--- Begin RECORDS SHOWN ---
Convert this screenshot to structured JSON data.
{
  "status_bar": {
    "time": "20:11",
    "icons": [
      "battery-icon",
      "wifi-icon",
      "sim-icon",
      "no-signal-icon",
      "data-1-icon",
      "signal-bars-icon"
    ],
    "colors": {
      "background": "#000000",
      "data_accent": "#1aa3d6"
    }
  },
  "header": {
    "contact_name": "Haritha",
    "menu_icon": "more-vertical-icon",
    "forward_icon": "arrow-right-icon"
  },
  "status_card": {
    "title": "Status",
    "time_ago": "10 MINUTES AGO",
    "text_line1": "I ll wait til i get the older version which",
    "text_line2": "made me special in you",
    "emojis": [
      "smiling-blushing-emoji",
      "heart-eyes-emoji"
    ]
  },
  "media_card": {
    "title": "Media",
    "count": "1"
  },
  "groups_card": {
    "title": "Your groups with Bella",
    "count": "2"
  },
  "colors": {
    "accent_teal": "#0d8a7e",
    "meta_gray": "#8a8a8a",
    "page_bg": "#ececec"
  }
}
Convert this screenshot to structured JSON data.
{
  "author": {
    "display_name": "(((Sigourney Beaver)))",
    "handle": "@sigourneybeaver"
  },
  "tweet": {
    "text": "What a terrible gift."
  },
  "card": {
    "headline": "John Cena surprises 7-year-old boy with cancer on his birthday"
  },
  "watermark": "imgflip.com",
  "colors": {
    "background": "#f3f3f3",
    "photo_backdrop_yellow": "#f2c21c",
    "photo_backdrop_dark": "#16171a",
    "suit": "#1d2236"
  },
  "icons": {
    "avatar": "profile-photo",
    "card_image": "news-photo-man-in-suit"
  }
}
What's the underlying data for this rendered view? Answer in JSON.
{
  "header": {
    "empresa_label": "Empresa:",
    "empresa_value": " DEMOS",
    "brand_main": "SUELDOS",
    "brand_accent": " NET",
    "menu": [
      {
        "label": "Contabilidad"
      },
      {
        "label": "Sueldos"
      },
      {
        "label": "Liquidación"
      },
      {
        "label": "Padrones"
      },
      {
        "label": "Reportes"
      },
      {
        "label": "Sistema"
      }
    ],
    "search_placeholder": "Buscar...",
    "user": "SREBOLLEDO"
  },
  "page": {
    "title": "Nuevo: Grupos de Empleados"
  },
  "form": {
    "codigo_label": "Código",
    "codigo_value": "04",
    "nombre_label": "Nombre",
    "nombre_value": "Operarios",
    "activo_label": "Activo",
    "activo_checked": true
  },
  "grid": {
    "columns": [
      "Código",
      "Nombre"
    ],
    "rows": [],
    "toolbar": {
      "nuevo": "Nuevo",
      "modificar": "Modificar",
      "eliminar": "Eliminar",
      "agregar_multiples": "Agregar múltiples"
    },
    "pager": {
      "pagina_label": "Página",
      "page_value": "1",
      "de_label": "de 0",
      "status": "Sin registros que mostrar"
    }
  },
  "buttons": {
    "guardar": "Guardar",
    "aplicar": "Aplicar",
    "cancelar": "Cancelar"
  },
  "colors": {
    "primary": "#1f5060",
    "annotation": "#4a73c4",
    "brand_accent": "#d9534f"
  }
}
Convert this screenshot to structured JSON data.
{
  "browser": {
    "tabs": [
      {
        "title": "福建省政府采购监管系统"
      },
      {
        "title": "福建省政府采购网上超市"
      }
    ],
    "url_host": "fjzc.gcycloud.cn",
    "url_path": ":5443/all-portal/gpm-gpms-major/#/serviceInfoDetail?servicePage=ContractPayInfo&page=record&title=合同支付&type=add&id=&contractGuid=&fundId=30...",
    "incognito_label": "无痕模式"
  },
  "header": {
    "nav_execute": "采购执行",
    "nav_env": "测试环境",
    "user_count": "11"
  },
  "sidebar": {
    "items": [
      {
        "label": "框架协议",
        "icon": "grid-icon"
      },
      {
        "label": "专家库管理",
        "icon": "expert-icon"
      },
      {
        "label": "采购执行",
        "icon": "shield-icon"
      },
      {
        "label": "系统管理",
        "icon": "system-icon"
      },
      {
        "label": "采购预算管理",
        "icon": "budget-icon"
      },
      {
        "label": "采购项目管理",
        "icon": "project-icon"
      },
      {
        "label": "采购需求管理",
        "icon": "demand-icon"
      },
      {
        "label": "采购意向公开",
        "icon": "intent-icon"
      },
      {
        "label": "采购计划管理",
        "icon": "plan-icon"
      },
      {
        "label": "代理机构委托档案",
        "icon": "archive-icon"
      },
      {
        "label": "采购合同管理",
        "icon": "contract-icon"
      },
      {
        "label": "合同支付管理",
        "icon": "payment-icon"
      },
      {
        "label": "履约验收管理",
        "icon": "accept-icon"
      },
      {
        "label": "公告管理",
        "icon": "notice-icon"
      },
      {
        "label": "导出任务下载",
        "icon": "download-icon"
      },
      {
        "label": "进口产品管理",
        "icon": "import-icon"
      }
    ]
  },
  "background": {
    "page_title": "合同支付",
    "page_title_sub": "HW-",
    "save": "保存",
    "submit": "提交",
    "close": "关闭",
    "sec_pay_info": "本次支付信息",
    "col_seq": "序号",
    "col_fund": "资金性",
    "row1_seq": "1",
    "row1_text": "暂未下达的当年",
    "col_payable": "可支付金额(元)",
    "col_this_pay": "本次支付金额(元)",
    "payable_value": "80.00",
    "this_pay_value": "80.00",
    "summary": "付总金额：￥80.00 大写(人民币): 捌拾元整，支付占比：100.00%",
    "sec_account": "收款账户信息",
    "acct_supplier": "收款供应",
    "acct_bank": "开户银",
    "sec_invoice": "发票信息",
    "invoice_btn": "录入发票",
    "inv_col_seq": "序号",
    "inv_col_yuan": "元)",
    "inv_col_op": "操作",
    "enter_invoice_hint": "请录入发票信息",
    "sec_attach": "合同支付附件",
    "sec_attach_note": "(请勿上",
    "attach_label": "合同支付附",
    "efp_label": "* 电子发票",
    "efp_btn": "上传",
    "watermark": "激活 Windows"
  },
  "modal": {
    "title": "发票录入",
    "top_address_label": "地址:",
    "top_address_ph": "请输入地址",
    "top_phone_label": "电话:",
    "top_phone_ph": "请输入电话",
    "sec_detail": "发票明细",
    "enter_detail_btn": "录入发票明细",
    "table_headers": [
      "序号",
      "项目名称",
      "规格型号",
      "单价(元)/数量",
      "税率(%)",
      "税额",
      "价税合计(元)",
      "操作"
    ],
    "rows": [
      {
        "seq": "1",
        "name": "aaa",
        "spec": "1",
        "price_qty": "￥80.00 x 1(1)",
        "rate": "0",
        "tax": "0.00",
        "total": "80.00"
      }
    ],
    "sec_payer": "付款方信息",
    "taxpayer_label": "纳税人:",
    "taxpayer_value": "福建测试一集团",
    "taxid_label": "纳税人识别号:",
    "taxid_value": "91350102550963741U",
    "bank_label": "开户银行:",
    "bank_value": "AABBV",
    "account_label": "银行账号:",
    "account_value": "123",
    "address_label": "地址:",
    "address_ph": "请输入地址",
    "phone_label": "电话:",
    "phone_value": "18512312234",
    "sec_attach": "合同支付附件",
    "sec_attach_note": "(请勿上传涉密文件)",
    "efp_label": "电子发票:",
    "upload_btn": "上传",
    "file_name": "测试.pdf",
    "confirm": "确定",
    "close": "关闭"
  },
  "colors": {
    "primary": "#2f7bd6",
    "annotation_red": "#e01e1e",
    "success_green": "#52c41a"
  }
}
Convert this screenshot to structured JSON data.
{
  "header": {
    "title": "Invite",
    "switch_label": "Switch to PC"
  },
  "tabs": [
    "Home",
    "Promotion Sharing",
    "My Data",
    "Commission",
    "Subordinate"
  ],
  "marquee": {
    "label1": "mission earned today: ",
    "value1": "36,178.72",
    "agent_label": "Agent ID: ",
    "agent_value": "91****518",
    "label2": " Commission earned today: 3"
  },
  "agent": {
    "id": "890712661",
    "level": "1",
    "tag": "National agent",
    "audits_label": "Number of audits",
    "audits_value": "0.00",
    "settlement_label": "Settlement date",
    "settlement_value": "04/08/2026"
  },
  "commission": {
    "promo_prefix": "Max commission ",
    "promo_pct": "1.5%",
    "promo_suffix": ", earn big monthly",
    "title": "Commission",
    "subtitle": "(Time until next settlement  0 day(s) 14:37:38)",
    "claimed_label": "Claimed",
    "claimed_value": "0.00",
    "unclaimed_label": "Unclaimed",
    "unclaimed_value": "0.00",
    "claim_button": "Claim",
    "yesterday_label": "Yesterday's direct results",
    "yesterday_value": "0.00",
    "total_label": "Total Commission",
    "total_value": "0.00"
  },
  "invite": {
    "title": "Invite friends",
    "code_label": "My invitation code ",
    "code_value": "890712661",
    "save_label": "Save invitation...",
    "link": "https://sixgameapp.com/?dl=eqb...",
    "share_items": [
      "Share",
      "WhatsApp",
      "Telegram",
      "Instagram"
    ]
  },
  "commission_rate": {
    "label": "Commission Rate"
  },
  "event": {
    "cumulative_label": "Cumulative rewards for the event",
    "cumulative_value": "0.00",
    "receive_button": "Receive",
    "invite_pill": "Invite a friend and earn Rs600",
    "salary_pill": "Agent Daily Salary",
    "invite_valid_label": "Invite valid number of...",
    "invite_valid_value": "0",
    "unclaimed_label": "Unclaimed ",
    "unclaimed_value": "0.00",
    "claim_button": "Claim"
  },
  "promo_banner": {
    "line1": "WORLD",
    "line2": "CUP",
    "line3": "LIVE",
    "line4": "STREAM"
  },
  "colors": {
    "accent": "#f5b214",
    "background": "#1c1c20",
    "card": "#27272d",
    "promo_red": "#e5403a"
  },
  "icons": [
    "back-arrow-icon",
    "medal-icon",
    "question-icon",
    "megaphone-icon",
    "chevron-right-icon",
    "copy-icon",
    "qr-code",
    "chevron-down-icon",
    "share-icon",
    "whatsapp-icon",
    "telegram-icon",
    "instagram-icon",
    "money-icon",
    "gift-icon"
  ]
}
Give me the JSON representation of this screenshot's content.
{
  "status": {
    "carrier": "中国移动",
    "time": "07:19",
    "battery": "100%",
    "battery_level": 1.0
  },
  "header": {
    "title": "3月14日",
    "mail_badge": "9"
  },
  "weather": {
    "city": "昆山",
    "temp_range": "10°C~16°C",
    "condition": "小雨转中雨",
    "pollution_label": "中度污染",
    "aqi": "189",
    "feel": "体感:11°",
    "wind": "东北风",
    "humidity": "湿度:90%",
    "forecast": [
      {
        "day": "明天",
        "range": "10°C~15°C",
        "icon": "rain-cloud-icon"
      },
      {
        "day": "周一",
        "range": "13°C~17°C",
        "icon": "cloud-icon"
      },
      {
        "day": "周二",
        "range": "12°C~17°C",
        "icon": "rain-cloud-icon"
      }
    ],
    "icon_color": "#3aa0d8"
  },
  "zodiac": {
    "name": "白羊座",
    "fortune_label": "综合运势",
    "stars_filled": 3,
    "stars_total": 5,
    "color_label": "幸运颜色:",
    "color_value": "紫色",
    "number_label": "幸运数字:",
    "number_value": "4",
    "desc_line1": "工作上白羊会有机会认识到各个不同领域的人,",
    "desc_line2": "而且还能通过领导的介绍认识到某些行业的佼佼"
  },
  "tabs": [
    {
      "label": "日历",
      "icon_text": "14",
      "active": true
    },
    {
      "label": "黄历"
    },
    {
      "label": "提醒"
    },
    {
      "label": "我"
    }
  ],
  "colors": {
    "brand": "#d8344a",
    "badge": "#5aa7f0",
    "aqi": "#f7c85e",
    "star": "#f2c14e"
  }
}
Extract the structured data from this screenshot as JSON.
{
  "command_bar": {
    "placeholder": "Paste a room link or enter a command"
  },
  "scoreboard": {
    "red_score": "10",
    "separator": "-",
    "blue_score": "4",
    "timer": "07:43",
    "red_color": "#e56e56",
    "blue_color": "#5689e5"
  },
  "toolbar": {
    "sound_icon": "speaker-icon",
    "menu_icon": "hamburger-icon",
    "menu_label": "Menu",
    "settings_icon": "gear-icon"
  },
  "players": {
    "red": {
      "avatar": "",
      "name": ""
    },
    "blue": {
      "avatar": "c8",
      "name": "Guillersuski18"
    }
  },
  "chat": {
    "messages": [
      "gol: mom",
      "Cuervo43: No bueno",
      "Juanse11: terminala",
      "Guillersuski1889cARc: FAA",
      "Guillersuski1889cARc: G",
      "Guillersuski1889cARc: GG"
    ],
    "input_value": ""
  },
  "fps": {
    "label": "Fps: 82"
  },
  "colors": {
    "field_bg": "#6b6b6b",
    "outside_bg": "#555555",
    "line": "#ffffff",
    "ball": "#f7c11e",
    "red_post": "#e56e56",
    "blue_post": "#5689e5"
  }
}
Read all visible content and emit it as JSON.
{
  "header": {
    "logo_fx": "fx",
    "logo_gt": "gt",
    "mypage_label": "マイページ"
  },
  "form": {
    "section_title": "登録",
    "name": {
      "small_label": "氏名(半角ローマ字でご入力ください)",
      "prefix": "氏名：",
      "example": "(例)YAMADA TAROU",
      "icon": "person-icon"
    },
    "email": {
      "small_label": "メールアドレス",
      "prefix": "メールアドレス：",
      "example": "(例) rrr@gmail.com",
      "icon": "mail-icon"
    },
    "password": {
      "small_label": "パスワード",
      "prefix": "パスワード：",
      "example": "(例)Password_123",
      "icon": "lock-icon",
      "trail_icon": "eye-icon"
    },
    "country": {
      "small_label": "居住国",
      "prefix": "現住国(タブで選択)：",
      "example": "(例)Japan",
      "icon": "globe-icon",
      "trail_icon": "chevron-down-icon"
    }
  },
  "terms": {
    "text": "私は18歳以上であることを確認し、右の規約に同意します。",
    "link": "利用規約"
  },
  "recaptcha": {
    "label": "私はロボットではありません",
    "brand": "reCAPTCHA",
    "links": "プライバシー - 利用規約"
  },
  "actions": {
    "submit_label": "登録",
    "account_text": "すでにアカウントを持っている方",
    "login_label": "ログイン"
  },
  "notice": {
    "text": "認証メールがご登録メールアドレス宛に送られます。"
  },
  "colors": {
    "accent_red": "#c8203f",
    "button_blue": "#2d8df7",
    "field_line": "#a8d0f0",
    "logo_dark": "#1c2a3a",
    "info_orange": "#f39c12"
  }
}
--- End RECORDS SHOWN ---
§ STATED PROBLEM
Determine how many lines of the listing above include the word "arrow", and report that number only.

§ OUTPUT OF THE EXERCISE
2